**Brief**
Rename "lawn mower" to "grass cutter" throughout the listing below and reproduce it with nothing else changed.
>> Begin Listed entries
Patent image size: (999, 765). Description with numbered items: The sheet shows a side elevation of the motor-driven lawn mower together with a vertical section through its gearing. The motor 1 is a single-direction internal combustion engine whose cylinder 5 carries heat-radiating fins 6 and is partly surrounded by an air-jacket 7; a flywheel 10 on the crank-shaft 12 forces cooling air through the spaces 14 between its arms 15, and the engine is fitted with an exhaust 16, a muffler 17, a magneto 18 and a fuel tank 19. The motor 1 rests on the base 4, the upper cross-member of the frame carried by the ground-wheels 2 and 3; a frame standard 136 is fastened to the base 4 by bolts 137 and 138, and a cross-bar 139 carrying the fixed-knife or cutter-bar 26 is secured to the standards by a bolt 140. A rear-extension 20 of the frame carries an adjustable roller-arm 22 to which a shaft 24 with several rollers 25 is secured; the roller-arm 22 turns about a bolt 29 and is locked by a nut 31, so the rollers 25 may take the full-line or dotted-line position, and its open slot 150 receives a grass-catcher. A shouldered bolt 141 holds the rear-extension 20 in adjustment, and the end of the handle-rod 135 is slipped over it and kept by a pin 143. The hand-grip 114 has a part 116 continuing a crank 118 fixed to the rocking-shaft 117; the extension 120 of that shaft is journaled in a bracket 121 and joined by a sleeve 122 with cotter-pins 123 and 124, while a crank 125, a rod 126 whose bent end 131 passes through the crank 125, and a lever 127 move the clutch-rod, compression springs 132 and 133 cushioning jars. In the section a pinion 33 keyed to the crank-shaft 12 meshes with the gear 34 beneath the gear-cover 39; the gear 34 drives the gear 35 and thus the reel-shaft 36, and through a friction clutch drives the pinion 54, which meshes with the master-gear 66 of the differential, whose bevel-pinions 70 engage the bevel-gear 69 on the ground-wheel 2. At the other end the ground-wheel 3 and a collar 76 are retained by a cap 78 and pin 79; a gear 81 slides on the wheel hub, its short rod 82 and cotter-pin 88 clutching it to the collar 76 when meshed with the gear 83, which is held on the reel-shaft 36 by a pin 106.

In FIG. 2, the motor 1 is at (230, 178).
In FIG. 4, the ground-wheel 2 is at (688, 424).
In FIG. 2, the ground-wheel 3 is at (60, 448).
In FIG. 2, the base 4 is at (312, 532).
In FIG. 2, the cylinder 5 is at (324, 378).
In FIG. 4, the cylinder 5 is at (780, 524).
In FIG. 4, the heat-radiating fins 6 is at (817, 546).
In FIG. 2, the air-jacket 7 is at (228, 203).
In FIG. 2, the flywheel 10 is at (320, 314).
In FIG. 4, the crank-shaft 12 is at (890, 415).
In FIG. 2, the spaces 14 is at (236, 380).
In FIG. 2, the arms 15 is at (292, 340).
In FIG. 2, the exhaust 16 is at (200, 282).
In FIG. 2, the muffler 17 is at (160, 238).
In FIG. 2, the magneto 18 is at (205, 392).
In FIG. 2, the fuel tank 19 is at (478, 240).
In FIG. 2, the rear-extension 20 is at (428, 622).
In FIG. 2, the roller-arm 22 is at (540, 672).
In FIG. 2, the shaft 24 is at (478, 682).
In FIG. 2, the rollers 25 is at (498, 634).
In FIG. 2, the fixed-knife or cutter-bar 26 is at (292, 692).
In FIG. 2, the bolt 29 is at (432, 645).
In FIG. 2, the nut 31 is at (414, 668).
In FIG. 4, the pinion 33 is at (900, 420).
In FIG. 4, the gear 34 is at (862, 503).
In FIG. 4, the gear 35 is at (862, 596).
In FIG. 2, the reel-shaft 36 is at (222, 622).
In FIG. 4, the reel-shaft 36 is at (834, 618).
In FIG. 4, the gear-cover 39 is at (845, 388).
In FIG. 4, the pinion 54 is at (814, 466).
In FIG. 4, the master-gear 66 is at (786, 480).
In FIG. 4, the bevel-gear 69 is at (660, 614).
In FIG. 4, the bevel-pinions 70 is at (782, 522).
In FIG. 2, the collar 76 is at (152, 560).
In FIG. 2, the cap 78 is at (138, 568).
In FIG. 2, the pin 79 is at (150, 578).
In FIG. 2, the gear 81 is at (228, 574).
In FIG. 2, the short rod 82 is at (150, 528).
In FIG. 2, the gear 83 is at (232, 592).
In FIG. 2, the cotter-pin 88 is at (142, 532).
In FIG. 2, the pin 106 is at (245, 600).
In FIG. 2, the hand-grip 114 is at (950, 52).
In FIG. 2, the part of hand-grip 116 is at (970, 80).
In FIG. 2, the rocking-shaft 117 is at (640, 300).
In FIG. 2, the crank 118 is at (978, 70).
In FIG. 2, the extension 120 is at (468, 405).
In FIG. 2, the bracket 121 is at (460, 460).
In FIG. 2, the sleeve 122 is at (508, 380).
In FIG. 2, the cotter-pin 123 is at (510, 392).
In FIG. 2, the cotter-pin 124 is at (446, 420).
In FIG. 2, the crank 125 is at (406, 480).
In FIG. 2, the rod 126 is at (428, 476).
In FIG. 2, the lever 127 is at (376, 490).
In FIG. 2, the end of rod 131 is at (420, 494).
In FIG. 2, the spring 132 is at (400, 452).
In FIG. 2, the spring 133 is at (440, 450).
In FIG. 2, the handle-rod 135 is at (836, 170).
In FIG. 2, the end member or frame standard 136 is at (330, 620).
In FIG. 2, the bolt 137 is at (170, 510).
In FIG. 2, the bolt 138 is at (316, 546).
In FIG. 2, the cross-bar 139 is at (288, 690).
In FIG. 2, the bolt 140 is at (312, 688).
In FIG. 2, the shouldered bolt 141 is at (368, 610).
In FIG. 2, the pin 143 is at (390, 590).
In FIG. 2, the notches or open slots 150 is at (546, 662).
>> End Listed entries
**The result**
Patent image size: (999, 765). Description with numbered items: The sheet shows a side elevation of the motor-driven grass cutter together with a vertical section through its gearing. The motor 1 is a single-direction internal combustion engine whose cylinder 5 carries heat-radiating fins 6 and is partly surrounded by an air-jacket 7; a flywheel 10 on the crank-shaft 12 forces cooling air through the spaces 14 between its arms 15, and the engine is fitted with an exhaust 16, a muffler 17, a magneto 18 and a fuel tank 19. The motor 1 rests on the base 4, the upper cross-member of the frame carried by the ground-wheels 2 and 3; a frame standard 136 is fastened to the base 4 by bolts 137 and 138, and a cross-bar 139 carrying the fixed-knife or cutter-bar 26 is secured to the standards by a bolt 140. A rear-extension 20 of the frame carries an adjustable roller-arm 22 to which a shaft 24 with several rollers 25 is secured; the roller-arm 22 turns about a bolt 29 and is locked by a nut 31, so the rollers 25 may take the full-line or dotted-line position, and its open slot 150 receives a grass-catcher. A shouldered bolt 141 holds the rear-extension 20 in adjustment, and the end of the handle-rod 135 is slipped over it and kept by a pin 143. The hand-grip 114 has a part 116 continuing a crank 118 fixed to the rocking-shaft 117; the extension 120 of that shaft is journaled in a bracket 121 and joined by a sleeve 122 with cotter-pins 123 and 124, while a crank 125, a rod 126 whose bent end 131 passes through the crank 125, and a lever 127 move the clutch-rod, compression springs 132 and 133 cushioning jars. In the section a pinion 33 keyed to the crank-shaft 12 meshes with the gear 34 beneath the gear-cover 39; the gear 34 drives the gear 35 and thus the reel-shaft 36, and through a friction clutch drives the pinion 54, which meshes with the master-gear 66 of the differential, whose bevel-pinions 70 engage the bevel-gear 69 on the ground-wheel 2. At the other end the ground-wheel 3 and a collar 76 are retained by a cap 78 and pin 79; a gear 81 slides on the wheel hub, its short rod 82 and cotter-pin 88 clutching it to the collar 76 when meshed with the gear 83, which is held on the reel-shaft 36 by a pin 106.

In FIG. 2, the motor 1 is at (230, 178).
In FIG. 4, the ground-wheel 2 is at (688, 424).
In FIG. 2, the ground-wheel 3 is at (60, 448).
In FIG. 2, the base 4 is at (312, 532).
In FIG. 2, the cylinder 5 is at (324, 378).
In FIG. 4, the cylinder 5 is at (780, 524).
In FIG. 4, the heat-radiating fins 6 is at (817, 546).
In FIG. 2, the air-jacket 7 is at (228, 203).
In FIG. 2, the flywheel 10 is at (320, 314).
In FIG. 4, the crank-shaft 12 is at (890, 415).
In FIG. 2, the spaces 14 is at (236, 380).
In FIG. 2, the arms 15 is at (292, 340).
In FIG. 2, the exhaust 16 is at (200, 282).
In FIG. 2, the muffler 17 is at (160, 238).
In FIG. 2, the magneto 18 is at (205, 392).
In FIG. 2, the fuel tank 19 is at (478, 240).
In FIG. 2, the rear-extension 20 is at (428, 622).
In FIG. 2, the roller-arm 22 is at (540, 672).
In FIG. 2, the shaft 24 is at (478, 682).
In FIG. 2, the rollers 25 is at (498, 634).
In FIG. 2, the fixed-knife or cutter-bar 26 is at (292, 692).
In FIG. 2, the bolt 29 is at (432, 645).
In FIG. 2, the nut 31 is at (414, 668).
In FIG. 4, the pinion 33 is at (900, 420).
In FIG. 4, the gear 34 is at (862, 503).
In FIG. 4, the gear 35 is at (862, 596).
In FIG. 2, the reel-shaft 36 is at (222, 622).
In FIG. 4, the reel-shaft 36 is at (834, 618).
In FIG. 4, the gear-cover 39 is at (845, 388).
In FIG. 4, the pinion 54 is at (814, 466).
In FIG. 4, the master-gear 66 is at (786, 480).
In FIG. 4, the bevel-gear 69 is at (660, 614).
In FIG. 4, the bevel-pinions 70 is at (782, 522).
In FIG. 2, the collar 76 is at (152, 560).
In FIG. 2, the cap 78 is at (138, 568).
In FIG. 2, the pin 79 is at (150, 578).
In FIG. 2, the gear 81 is at (228, 574).
In FIG. 2, the short rod 82 is at (150, 528).
In FIG. 2, the gear 83 is at (232, 592).
In FIG. 2, the cotter-pin 88 is at (142, 532).
In FIG. 2, the pin 106 is at (245, 600).
In FIG. 2, the hand-grip 114 is at (950, 52).
In FIG. 2, the part of hand-grip 116 is at (970, 80).
In FIG. 2, the rocking-shaft 117 is at (640, 300).
In FIG. 2, the crank 118 is at (978, 70).
In FIG. 2, the extension 120 is at (468, 405).
In FIG. 2, the bracket 121 is at (460, 460).
In FIG. 2, the sleeve 122 is at (508, 380).
In FIG. 2, the cotter-pin 123 is at (510, 392).
In FIG. 2, the cotter-pin 124 is at (446, 420).
In FIG. 2, the crank 125 is at (406, 480).
In FIG. 2, the rod 126 is at (428, 476).
In FIG. 2, the lever 127 is at (376, 490).
In FIG. 2, the end of rod 131 is at (420, 494).
In FIG. 2, the spring 132 is at (400, 452).
In FIG. 2, the spring 133 is at (440, 450).
In FIG. 2, the handle-rod 135 is at (836, 170).
In FIG. 2, the end member or frame standard 136 is at (330, 620).
In FIG. 2, the bolt 137 is at (170, 510).
In FIG. 2, the bolt 138 is at (316, 546).
In FIG. 2, the cross-bar 139 is at (288, 690).
In FIG. 2, the bolt 140 is at (312, 688).
In FIG. 2, the shouldered bolt 141 is at (368, 610).
In FIG. 2, the pin 143 is at (390, 590).
In FIG. 2, the notches or open slots 150 is at (546, 662).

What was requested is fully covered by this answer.